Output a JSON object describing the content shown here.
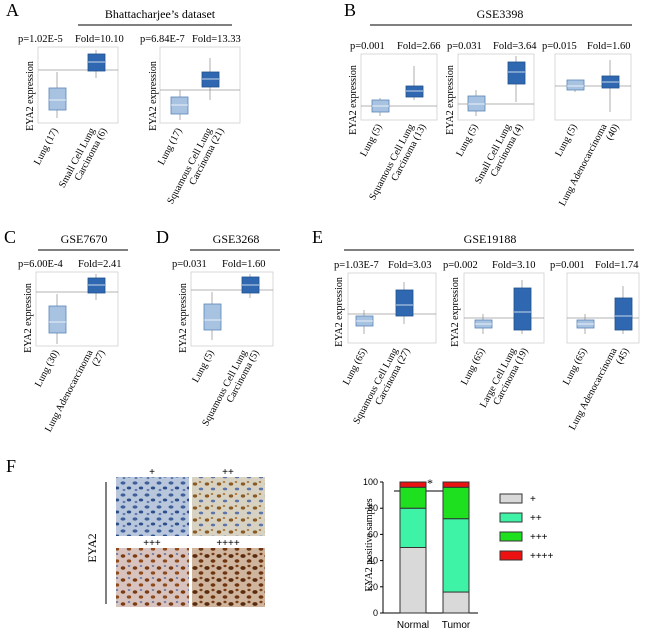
{
  "panels": {
    "A": {
      "letter": "A",
      "title": "Bhattacharjee’s dataset",
      "plots": [
        {
          "p": "p=1.02E-5",
          "fold": "Fold=10.10",
          "ylabel": "EYA2 expression",
          "labels": [
            "Lung (17)",
            "Small Cell Lung",
            "Carcinoma (6)"
          ]
        },
        {
          "p": "p=6.84E-7",
          "fold": "Fold=13.33",
          "ylabel": "EYA2 expression",
          "labels": [
            "Lung (17)",
            "Squamous Cell Lung",
            "Carcinoma (21)"
          ]
        }
      ]
    },
    "B": {
      "letter": "B",
      "title": "GSE3398",
      "plots": [
        {
          "p": "p=0.001",
          "fold": "Fold=2.66",
          "ylabel": "EYA2 expression",
          "labels": [
            "Lung (5)",
            "Squamous Cell Lung",
            "Carcinoma (13)"
          ]
        },
        {
          "p": "p=0.031",
          "fold": "Fold=3.64",
          "ylabel": "EYA2 expression",
          "labels": [
            "Lung (5)",
            "Small Cell Lung",
            "Carcinoma (4)"
          ]
        },
        {
          "p": "p=0.015",
          "fold": "Fold=1.60",
          "ylabel": "",
          "labels": [
            "Lung (5)",
            "Lung Adenocarcinoma",
            "(40)"
          ]
        }
      ]
    },
    "C": {
      "letter": "C",
      "title": "GSE7670",
      "plots": [
        {
          "p": "p=6.00E-4",
          "fold": "Fold=2.41",
          "ylabel": "EYA2 expression",
          "labels": [
            "Lung (30)",
            "Lung Adenocarcinoma",
            "(27)"
          ]
        }
      ]
    },
    "D": {
      "letter": "D",
      "title": "GSE3268",
      "plots": [
        {
          "p": "p=0.031",
          "fold": "Fold=1.60",
          "ylabel": "EYA2 expression",
          "labels": [
            "Lung (5)",
            "Squamous Cell Lung",
            "Carcinoma (5)"
          ]
        }
      ]
    },
    "E": {
      "letter": "E",
      "title": "GSE19188",
      "plots": [
        {
          "p": "p=1.03E-7",
          "fold": "Fold=3.03",
          "ylabel": "EYA2 expression",
          "labels": [
            "Lung (65)",
            "Squamous Cell Lung",
            "Carcinoma (27)"
          ]
        },
        {
          "p": "p=0.002",
          "fold": "Fold=3.10",
          "ylabel": "EYA2 expression",
          "labels": [
            "Lung (65)",
            "Large Cell Lung",
            "Carcinoma (19)"
          ]
        },
        {
          "p": "p=0.001",
          "fold": "Fold=1.74",
          "ylabel": "EYA2 expression",
          "labels": [
            "Lung (65)",
            "Lung Adenocarcinoma",
            "(45)"
          ]
        }
      ]
    },
    "F": {
      "letter": "F",
      "side_label": "EYA2",
      "ihc_labels": [
        "+",
        "++",
        "+++",
        "++++"
      ],
      "significance": "*"
    }
  },
  "colors": {
    "box_light": "#a8c3e1",
    "box_dark": "#2f68b0",
    "lvl1": "#d9d9d9",
    "lvl2": "#3ef2a6",
    "lvl3": "#1fe01f",
    "lvl4": "#ee1111"
  },
  "chart_data": [
    {
      "type": "box",
      "panel": "A",
      "title": "Bhattacharjee’s dataset",
      "series": [
        {
          "name": "Lung (17) vs Small Cell Lung Carcinoma (6)",
          "p": "1.02E-5",
          "fold": 10.1
        },
        {
          "name": "Lung (17) vs Squamous Cell Lung Carcinoma (21)",
          "p": "6.84E-7",
          "fold": 13.33
        }
      ],
      "ylabel": "EYA2 expression"
    },
    {
      "type": "box",
      "panel": "B",
      "title": "GSE3398",
      "series": [
        {
          "name": "Lung (5) vs Squamous Cell Lung Carcinoma (13)",
          "p": "0.001",
          "fold": 2.66
        },
        {
          "name": "Lung (5) vs Small Cell Lung Carcinoma (4)",
          "p": "0.031",
          "fold": 3.64
        },
        {
          "name": "Lung (5) vs Lung Adenocarcinoma (40)",
          "p": "0.015",
          "fold": 1.6
        }
      ],
      "ylabel": "EYA2 expression"
    },
    {
      "type": "box",
      "panel": "C",
      "title": "GSE7670",
      "series": [
        {
          "name": "Lung (30) vs Lung Adenocarcinoma (27)",
          "p": "6.00E-4",
          "fold": 2.41
        }
      ],
      "ylabel": "EYA2 expression"
    },
    {
      "type": "box",
      "panel": "D",
      "title": "GSE3268",
      "series": [
        {
          "name": "Lung (5) vs Squamous Cell Lung Carcinoma (5)",
          "p": "0.031",
          "fold": 1.6
        }
      ],
      "ylabel": "EYA2 expression"
    },
    {
      "type": "box",
      "panel": "E",
      "title": "GSE19188",
      "series": [
        {
          "name": "Lung (65) vs Squamous Cell Lung Carcinoma (27)",
          "p": "1.03E-7",
          "fold": 3.03
        },
        {
          "name": "Lung (65) vs Large Cell Lung Carcinoma (19)",
          "p": "0.002",
          "fold": 3.1
        },
        {
          "name": "Lung (65) vs Lung Adenocarcinoma (45)",
          "p": "0.001",
          "fold": 1.74
        }
      ],
      "ylabel": "EYA2 expression"
    },
    {
      "type": "bar",
      "stacked": true,
      "panel": "F",
      "categories": [
        "Normal",
        "Tumor"
      ],
      "series": [
        {
          "name": "+",
          "values": [
            50,
            16
          ]
        },
        {
          "name": "++",
          "values": [
            30,
            56
          ]
        },
        {
          "name": "+++",
          "values": [
            16,
            24
          ]
        },
        {
          "name": "++++",
          "values": [
            4,
            4
          ]
        }
      ],
      "ylabel": "EYA2 positive samples",
      "ylim": [
        0,
        100
      ],
      "yticks": [
        0,
        20,
        40,
        60,
        80,
        100
      ],
      "significance": "*"
    }
  ]
}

··········

Directions: The records above should be retyped in full and exactly; omit the pictures.

Exercise response:
Output a JSON object describing the content shown here.
{
  "panels": {
    "A": {
      "letter": "A",
      "title": "Bhattacharjee’s dataset",
      "plots": [
        {
          "p": "p=1.02E-5",
          "fold": "Fold=10.10",
          "ylabel": "EYA2 expression",
          "labels": [
            "Lung (17)",
            "Small Cell Lung",
            "Carcinoma (6)"
          ]
        },
        {
          "p": "p=6.84E-7",
          "fold": "Fold=13.33",
          "ylabel": "EYA2 expression",
          "labels": [
            "Lung (17)",
            "Squamous Cell Lung",
            "Carcinoma (21)"
          ]
        }
      ]
    },
    "B": {
      "letter": "B",
      "title": "GSE3398",
      "plots": [
        {
          "p": "p=0.001",
          "fold": "Fold=2.66",
          "ylabel": "EYA2 expression",
          "labels": [
            "Lung (5)",
            "Squamous Cell Lung",
            "Carcinoma (13)"
          ]
        },
        {
          "p": "p=0.031",
          "fold": "Fold=3.64",
          "ylabel": "EYA2 expression",
          "labels": [
            "Lung (5)",
            "Small Cell Lung",
            "Carcinoma (4)"
          ]
        },
        {
          "p": "p=0.015",
          "fold": "Fold=1.60",
          "ylabel": "",
          "labels": [
            "Lung (5)",
            "Lung Adenocarcinoma",
            "(40)"
          ]
        }
      ]
    },
    "C": {
      "letter": "C",
      "title": "GSE7670",
      "plots": [
        {
          "p": "p=6.00E-4",
          "fold": "Fold=2.41",
          "ylabel": "EYA2 expression",
          "labels": [
            "Lung (30)",
            "Lung Adenocarcinoma",
            "(27)"
          ]
        }
      ]
    },
    "D": {
      "letter": "D",
      "title": "GSE3268",
      "plots": [
        {
          "p": "p=0.031",
          "fold": "Fold=1.60",
          "ylabel": "EYA2 expression",
          "labels": [
            "Lung (5)",
            "Squamous Cell Lung",
            "Carcinoma (5)"
          ]
        }
      ]
    },
    "E": {
      "letter": "E",
      "title": "GSE19188",
      "plots": [
        {
          "p": "p=1.03E-7",
          "fold": "Fold=3.03",
          "ylabel": "EYA2 expression",
          "labels": [
            "Lung (65)",
            "Squamous Cell Lung",
            "Carcinoma (27)"
          ]
        },
        {
          "p": "p=0.002",
          "fold": "Fold=3.10",
          "ylabel": "EYA2 expression",
          "labels": [
            "Lung (65)",
            "Large Cell Lung",
            "Carcinoma (19)"
          ]
        },
        {
          "p": "p=0.001",
          "fold": "Fold=1.74",
          "ylabel": "EYA2 expression",
          "labels": [
            "Lung (65)",
            "Lung Adenocarcinoma",
            "(45)"
          ]
        }
      ]
    },
    "F": {
      "letter": "F",
      "side_label": "EYA2",
      "ihc_labels": [
        "+",
        "++",
        "+++",
        "++++"
      ],
      "significance": "*"
    }
  },
  "colors": {
    "box_light": "#a8c3e1",
    "box_dark": "#2f68b0",
    "lvl1": "#d9d9d9",
    "lvl2": "#3ef2a6",
    "lvl3": "#1fe01f",
    "lvl4": "#ee1111"
  },
  "chart_data": [
    {
      "type": "box",
      "panel": "A",
      "title": "Bhattacharjee’s dataset",
      "series": [
        {
          "name": "Lung (17) vs Small Cell Lung Carcinoma (6)",
          "p": "1.02E-5",
          "fold": 10.1
        },
        {
          "name": "Lung (17) vs Squamous Cell Lung Carcinoma (21)",
          "p": "6.84E-7",
          "fold": 13.33
        }
      ],
      "ylabel": "EYA2 expression"
    },
    {
      "type": "box",
      "panel": "B",
      "title": "GSE3398",
      "series": [
        {
          "name": "Lung (5) vs Squamous Cell Lung Carcinoma (13)",
          "p": "0.001",
          "fold": 2.66
        },
        {
          "name": "Lung (5) vs Small Cell Lung Carcinoma (4)",
          "p": "0.031",
          "fold": 3.64
        },
        {
          "name": "Lung (5) vs Lung Adenocarcinoma (40)",
          "p": "0.015",
          "fold": 1.6
        }
      ],
      "ylabel": "EYA2 expression"
    },
    {
      "type": "box",
      "panel": "C",
      "title": "GSE7670",
      "series": [
        {
          "name": "Lung (30) vs Lung Adenocarcinoma (27)",
          "p": "6.00E-4",
          "fold": 2.41
        }
      ],
      "ylabel": "EYA2 expression"
    },
    {
      "type": "box",
      "panel": "D",
      "title": "GSE3268",
      "series": [
        {
          "name": "Lung (5) vs Squamous Cell Lung Carcinoma (5)",
          "p": "0.031",
          "fold": 1.6
        }
      ],
      "ylabel": "EYA2 expression"
    },
    {
      "type": "box",
      "panel": "E",
      "title": "GSE19188",
      "series": [
        {
          "name": "Lung (65) vs Squamous Cell Lung Carcinoma (27)",
          "p": "1.03E-7",
          "fold": 3.03
        },
        {
          "name": "Lung (65) vs Large Cell Lung Carcinoma (19)",
          "p": "0.002",
          "fold": 3.1
        },
        {
          "name": "Lung (65) vs Lung Adenocarcinoma (45)",
          "p": "0.001",
          "fold": 1.74
        }
      ],
      "ylabel": "EYA2 expression"
    },
    {
      "type": "bar",
      "stacked": true,
      "panel": "F",
      "categories": [
        "Normal",
        "Tumor"
      ],
      "series": [
        {
          "name": "+",
          "values": [
            50,
            16
          ]
        },
        {
          "name": "++",
          "values": [
            30,
            56
          ]
        },
        {
          "name": "+++",
          "values": [
            16,
            24
          ]
        },
        {
          "name": "++++",
          "values": [
            4,
            4
          ]
        }
      ],
      "ylabel": "EYA2 positive samples",
      "ylim": [
        0,
        100
      ],
      "yticks": [
        0,
        20,
        40,
        60,
        80,
        100
      ],
      "significance": "*"
    }
  ]
}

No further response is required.